**TEXT BLOCK:**
--------
Islamic State officials, in public statements and in interviews,
insist that the group’s “caliphate” project remains viable while also
acknowledging that military setbacks have forced a change in strategy.


“While
we see our core structure in Iraq and Syria under attack, we have been
able to expand and have shifted some of our command, media and wealth
structure to different countries,” a longtime Islamic State operative,
speaking through an Internet-based audio service, said in an interview.


“We
do have, every day, people reaching out and telling us they want to
come to the caliphate,” said the operative, who agreed to speak to a
Western journalist on the condition that his name and physical location
not be revealed. 

“But we tell them to stay in their countries and rather
wait to do something there.”


But signs of desperation are
mounting weekly inside the caliphate, which shrank by another 12 percent
in the first six months of 2016, according to a report last week by IHS
Inc., an analysis and consulting firm.

A series of
communiques issued in the Islamic State’s Syrian enclave last month
closed down Internet cafes in one province and ordered the destruction
of TVs and satellite dishes in another.


The orders,
billed as an effort to eliminate a tool for “disseminating infidel
beliefs,” effectively cut off access to news from the outside world.

‘Without any city or land’


More
signals of a coming downfall are contained in statements issued by
Islamic State officials over the past six weeks, a period that saw the
group’s fighters retreating across multiple fronts, from Fallujah in
central Iraq to the Syrian-Turkish border.

A remarkable editorial
last month in al-Naba, the Islamic State’s weekly Arabic newsletter,
offered a gloomy assessment of the caliphate’s prospects, acknowledging
the possibility that all its territorial holdings could ultimately be
lost. Just two years ago, jihadist leaders heralded the start of a
glorious new epoch in the world’s history with the establishment of
their Islamic “caliphate,” which at the time encompassed most of eastern
Syria and a vast swath of northern and western Iraq, a combined
territory roughly the size of Great Britain.
--------
**RECORDED INFORMATION:**
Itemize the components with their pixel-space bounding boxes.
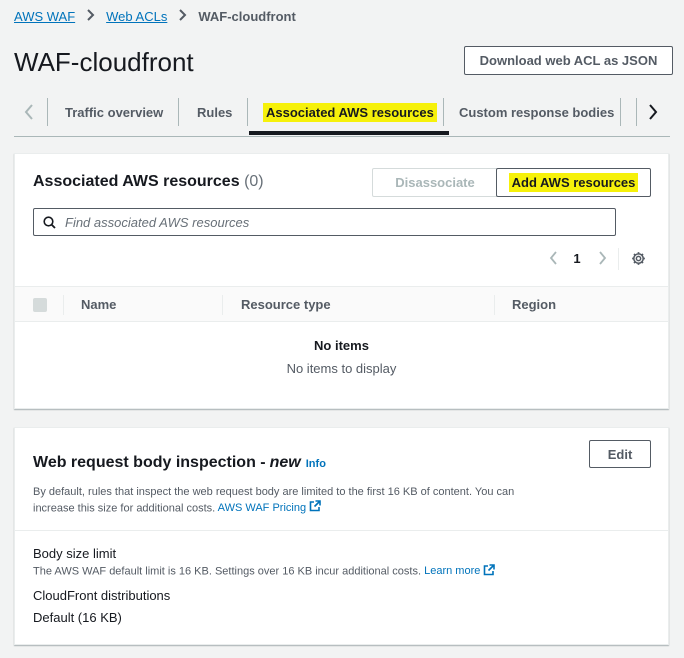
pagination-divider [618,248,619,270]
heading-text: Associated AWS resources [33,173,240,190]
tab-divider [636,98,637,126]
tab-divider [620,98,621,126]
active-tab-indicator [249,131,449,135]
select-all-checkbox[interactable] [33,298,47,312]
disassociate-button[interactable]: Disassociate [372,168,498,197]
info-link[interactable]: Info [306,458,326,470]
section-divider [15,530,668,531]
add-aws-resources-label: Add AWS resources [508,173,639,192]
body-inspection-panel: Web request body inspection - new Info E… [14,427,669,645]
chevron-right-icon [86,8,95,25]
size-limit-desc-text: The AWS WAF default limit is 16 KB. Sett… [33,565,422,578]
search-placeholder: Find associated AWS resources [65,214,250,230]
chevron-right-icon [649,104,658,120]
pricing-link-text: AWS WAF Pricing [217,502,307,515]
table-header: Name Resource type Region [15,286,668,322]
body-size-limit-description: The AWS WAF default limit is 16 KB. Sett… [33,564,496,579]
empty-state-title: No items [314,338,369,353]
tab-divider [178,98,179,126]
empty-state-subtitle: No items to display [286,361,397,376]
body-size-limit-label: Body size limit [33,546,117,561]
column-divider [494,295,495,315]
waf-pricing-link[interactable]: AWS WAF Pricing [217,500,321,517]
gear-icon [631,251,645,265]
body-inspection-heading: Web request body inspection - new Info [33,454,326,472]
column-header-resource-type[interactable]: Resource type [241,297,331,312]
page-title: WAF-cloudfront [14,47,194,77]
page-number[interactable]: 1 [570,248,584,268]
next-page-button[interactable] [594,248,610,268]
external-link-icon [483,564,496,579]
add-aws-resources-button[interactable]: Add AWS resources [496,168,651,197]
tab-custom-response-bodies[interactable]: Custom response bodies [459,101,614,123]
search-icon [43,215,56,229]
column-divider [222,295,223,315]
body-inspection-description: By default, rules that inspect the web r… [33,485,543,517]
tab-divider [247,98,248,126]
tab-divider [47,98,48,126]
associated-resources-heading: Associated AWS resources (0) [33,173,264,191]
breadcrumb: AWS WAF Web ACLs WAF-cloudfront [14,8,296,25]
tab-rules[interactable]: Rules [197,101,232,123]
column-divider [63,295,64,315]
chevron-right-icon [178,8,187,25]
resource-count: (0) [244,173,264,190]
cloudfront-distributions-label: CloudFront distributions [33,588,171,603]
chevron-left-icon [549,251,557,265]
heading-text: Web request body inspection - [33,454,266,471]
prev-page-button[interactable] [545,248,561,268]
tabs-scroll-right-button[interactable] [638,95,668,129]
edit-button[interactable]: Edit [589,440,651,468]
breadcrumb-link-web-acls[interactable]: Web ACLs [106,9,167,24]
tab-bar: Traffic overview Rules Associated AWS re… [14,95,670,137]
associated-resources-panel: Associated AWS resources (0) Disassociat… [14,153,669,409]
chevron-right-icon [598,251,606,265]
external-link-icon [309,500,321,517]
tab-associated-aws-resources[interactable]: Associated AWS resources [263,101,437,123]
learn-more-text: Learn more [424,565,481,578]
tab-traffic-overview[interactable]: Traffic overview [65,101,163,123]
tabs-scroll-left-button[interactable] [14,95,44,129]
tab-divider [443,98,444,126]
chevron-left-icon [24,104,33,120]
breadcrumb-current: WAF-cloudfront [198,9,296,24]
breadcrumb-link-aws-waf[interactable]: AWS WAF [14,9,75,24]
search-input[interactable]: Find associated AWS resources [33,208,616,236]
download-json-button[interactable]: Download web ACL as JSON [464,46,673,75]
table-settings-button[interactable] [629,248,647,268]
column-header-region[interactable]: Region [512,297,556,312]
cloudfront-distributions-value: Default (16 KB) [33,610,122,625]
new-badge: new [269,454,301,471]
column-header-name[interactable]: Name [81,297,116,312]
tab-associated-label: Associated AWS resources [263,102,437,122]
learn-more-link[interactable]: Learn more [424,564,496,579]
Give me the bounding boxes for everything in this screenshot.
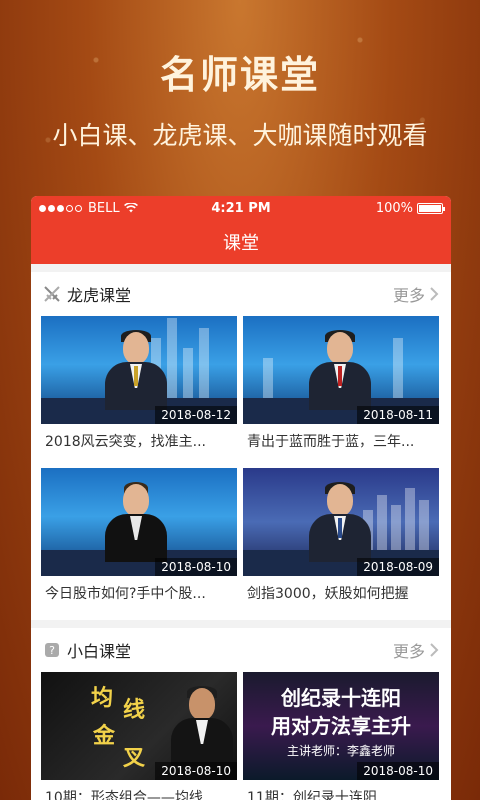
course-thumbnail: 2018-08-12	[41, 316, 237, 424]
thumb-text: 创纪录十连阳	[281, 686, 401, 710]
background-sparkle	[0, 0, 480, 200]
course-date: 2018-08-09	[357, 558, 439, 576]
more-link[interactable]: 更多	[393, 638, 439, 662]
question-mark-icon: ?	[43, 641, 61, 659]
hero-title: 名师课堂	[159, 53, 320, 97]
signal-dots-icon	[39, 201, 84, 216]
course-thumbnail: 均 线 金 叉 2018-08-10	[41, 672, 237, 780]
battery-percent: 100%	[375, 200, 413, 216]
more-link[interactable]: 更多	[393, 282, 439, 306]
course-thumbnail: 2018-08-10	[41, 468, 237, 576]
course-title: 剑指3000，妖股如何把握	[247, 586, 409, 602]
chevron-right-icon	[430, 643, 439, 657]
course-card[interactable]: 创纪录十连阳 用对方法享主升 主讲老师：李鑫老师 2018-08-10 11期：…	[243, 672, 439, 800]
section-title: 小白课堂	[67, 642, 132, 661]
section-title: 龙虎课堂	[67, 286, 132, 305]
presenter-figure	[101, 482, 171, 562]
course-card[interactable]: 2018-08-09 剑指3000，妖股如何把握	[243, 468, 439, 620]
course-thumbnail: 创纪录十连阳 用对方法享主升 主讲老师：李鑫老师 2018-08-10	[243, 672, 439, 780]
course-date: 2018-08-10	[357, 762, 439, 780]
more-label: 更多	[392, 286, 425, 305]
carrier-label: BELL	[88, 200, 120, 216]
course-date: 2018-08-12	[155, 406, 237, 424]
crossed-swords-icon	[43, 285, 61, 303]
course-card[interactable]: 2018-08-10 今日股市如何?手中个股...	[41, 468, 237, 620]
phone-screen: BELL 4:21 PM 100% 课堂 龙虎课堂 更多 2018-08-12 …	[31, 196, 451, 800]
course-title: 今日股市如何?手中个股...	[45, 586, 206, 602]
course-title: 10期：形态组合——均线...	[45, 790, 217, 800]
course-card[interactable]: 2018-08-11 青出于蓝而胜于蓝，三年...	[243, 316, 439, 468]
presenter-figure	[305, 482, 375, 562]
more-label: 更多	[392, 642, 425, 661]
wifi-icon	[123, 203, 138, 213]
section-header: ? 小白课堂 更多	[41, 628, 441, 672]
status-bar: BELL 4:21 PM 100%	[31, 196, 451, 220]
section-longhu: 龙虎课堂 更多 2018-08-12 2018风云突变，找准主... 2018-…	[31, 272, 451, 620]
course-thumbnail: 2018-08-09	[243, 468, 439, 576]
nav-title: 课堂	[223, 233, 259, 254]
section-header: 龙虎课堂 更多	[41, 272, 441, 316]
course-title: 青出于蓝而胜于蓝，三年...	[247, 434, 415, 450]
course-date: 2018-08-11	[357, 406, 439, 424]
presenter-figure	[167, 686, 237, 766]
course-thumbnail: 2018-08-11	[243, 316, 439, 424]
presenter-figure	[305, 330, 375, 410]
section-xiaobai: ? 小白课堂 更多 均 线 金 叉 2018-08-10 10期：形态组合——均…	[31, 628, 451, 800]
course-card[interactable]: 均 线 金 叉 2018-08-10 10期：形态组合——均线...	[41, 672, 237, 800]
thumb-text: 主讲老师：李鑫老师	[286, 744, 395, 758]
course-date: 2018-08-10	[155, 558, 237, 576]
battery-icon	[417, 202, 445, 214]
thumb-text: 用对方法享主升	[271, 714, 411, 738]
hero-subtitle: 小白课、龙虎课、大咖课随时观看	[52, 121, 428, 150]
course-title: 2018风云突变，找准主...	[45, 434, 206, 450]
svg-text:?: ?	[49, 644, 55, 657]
--------
**TASKS FOR THIS EXERCISE:**
1. In the article on the Islamic State:
(a) By what percentage did the caliphate shrink in the first six months of 2016, according to the IHS Inc. report?
(b) What is the name of the Islamic State's weekly Arabic newsletter?
(c) Roughly how large was the combined territory the caliphate covered two years earlier?
2. Could you write out the article on the Islamic State again from "A series of" to "dishes in another.", renaming "communiques" to "decrees"?

**THE ANSWERS:**
1.
(a) 12 percent
(b) al-Naba
(c) Roughly the size of Great Britain

2.
A series of
decrees issued in the Islamic State’s Syrian enclave last month
closed down Internet cafes in one province and ordered the destruction
of TVs and satellite dishes in another.